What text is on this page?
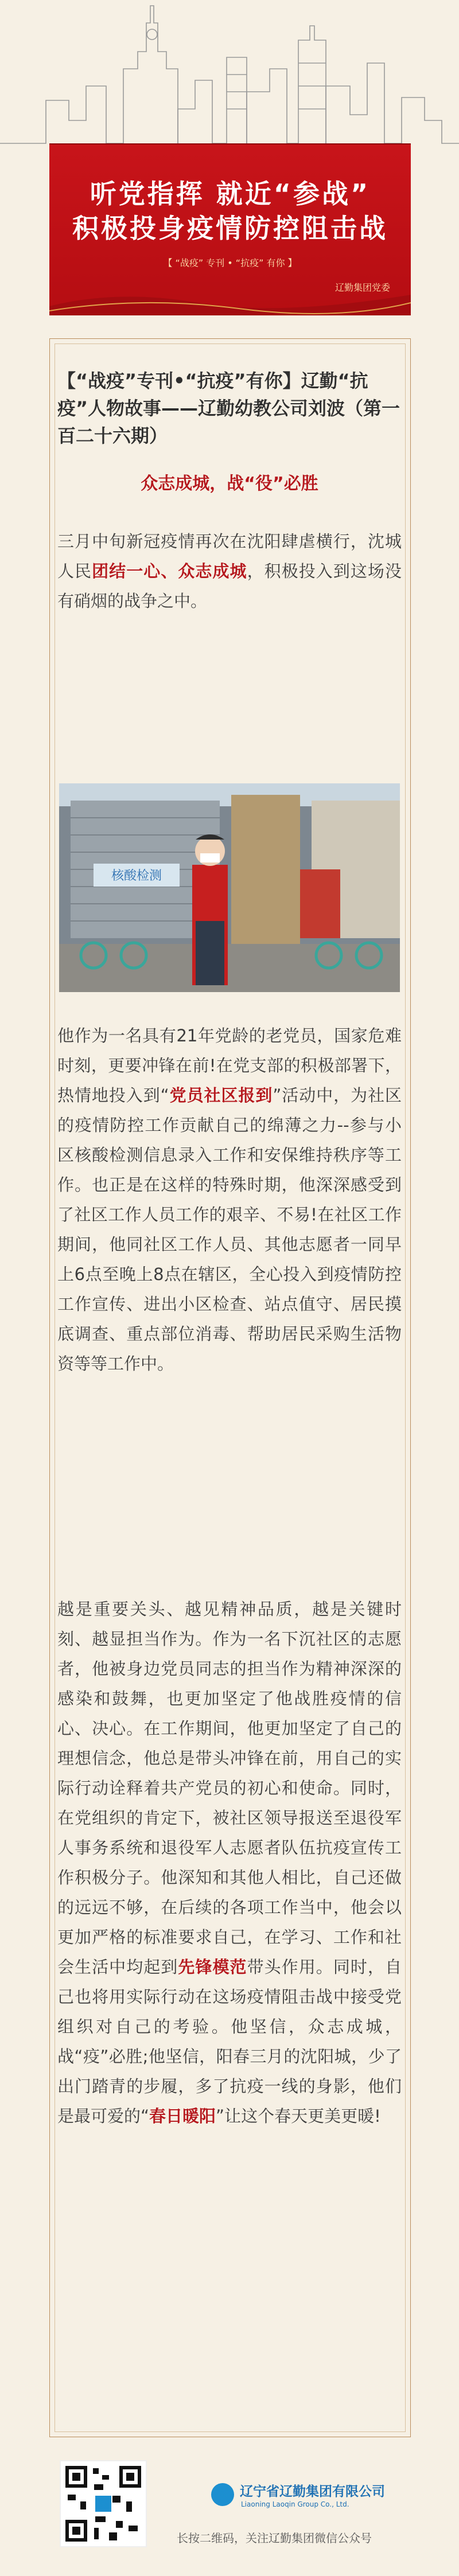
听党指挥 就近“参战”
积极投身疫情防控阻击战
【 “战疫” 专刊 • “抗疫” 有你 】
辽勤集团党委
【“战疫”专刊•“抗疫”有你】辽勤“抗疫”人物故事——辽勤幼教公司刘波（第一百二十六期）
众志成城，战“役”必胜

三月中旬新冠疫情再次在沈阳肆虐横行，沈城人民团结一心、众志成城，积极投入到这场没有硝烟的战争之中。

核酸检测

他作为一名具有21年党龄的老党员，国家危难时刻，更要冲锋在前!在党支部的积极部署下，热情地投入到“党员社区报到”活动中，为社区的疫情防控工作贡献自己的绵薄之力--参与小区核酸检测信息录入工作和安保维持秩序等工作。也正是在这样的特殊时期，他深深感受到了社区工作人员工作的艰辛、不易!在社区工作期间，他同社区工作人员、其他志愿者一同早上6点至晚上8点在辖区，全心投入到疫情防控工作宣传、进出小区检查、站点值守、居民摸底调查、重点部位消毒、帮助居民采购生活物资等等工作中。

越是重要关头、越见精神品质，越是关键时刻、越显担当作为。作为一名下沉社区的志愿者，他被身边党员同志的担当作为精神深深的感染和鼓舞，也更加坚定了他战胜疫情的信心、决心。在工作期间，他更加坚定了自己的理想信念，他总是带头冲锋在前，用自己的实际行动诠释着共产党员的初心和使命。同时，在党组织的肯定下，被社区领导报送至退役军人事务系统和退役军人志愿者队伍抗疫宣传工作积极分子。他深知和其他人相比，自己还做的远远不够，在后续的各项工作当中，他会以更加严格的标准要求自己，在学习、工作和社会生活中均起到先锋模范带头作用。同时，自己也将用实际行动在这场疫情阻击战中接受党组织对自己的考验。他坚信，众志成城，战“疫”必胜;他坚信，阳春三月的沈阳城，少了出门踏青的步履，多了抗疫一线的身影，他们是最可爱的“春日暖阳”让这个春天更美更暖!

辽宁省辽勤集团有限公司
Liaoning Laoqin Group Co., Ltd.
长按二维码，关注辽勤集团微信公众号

---

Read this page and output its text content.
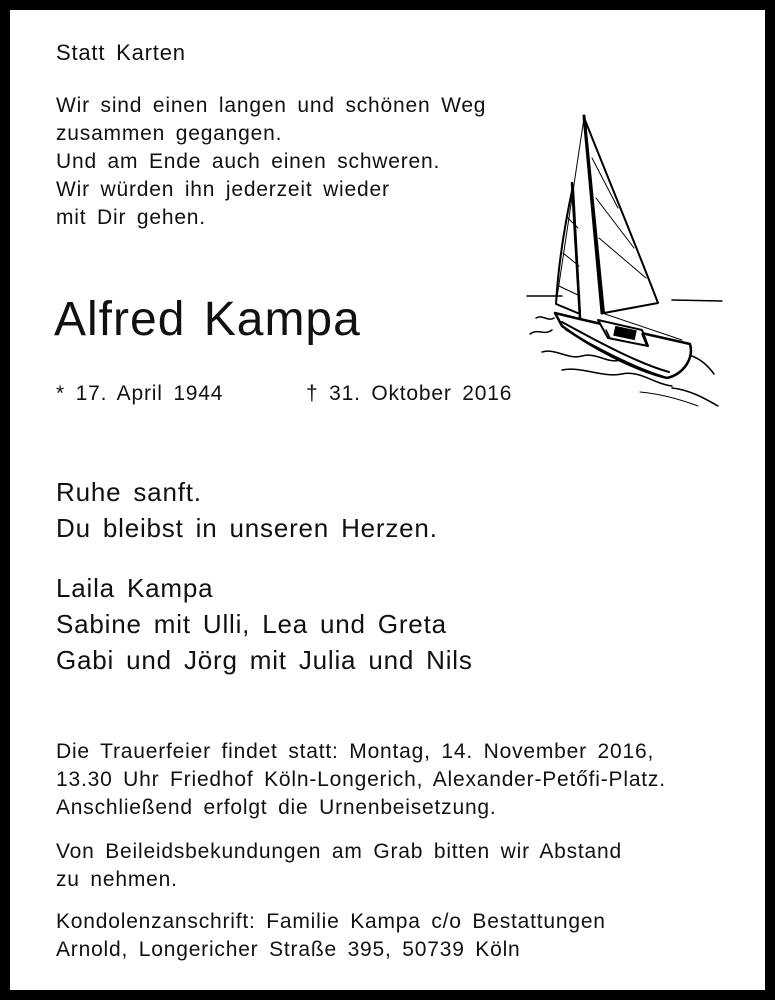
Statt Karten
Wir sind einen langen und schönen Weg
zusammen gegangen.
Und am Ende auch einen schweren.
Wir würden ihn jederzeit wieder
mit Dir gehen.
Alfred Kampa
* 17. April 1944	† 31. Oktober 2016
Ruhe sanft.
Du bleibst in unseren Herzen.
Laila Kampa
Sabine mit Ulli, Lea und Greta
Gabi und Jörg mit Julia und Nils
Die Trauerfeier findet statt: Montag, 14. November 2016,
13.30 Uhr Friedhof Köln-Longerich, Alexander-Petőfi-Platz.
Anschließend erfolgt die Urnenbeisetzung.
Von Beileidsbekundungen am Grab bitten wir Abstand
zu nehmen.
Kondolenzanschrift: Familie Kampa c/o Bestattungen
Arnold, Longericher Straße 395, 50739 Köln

■ STATED EXERCISE
A number is the only answer here: how many lines of the material above contain "page"?

■ TASK ANSWER
2